§ **Stated task**: Transcribe all the entries word for word, skipping the pictures.

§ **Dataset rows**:

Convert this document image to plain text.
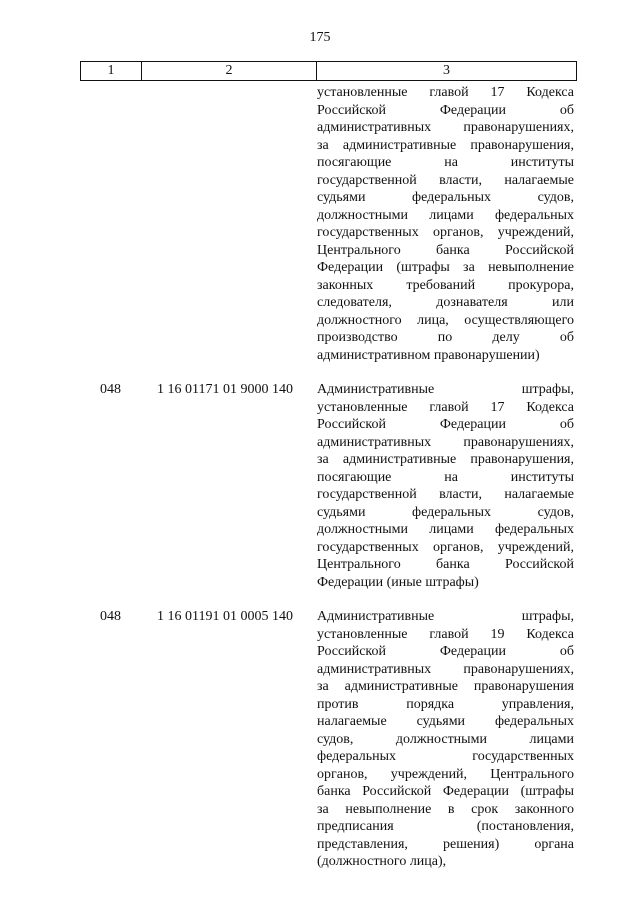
175
1	2	3
установленные главой 17 Кодекса
Российской Федерации об
административных правонарушениях,
за административные правонарушения,
посягающие на институты
государственной власти, налагаемые
судьями федеральных судов,
должностными лицами федеральных
государственных органов, учреждений,
Центрального банка Российской
Федерации (штрафы за невыполнение
законных требований прокурора,
следователя, дознавателя или
должностного лица, осуществляющего
производство по делу об
административном правонарушении)
048	1 16 01171 01 9000 140 Административные штрафы,
установленные главой 17 Кодекса
Российской Федерации об
административных правонарушениях,
за административные правонарушения,
посягающие на институты
государственной власти, налагаемые
судьями федеральных судов,
должностными лицами федеральных
государственных органов, учреждений,
Центрального банка Российской
Федерации (иные штрафы)
048	1 16 01191 01 0005 140 Административные штрафы,
установленные главой 19 Кодекса
Российской Федерации об
административных правонарушениях,
за административные правонарушения
против порядка управления,
налагаемые судьями федеральных
судов, должностными лицами
федеральных государственных
органов, учреждений, Центрального
банка Российской Федерации (штрафы
за невыполнение в срок законного
предписания (постановления,
представления, решения) органа
(должностного лица),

§ **Reply to the exercise**:
Convert this document image to plain text.
175
1	2	3
установленные главой 17 Кодекса
Российской Федерации об
административных правонарушениях,
за административные правонарушения,
посягающие на институты
государственной власти, налагаемые
судьями федеральных судов,
должностными лицами федеральных
государственных органов, учреждений,
Центрального банка Российской
Федерации (штрафы за невыполнение
законных требований прокурора,
следователя, дознавателя или
должностного лица, осуществляющего
производство по делу об
административном правонарушении)
048	1 16 01171 01 9000 140 Административные штрафы,
установленные главой 17 Кодекса
Российской Федерации об
административных правонарушениях,
за административные правонарушения,
посягающие на институты
государственной власти, налагаемые
судьями федеральных судов,
должностными лицами федеральных
государственных органов, учреждений,
Центрального банка Российской
Федерации (иные штрафы)
048	1 16 01191 01 0005 140 Административные штрафы,
установленные главой 19 Кодекса
Российской Федерации об
административных правонарушениях,
за административные правонарушения
против порядка управления,
налагаемые судьями федеральных
судов, должностными лицами
федеральных государственных
органов, учреждений, Центрального
банка Российской Федерации (штрафы
за невыполнение в срок законного
предписания (постановления,
представления, решения) органа
(должностного лица),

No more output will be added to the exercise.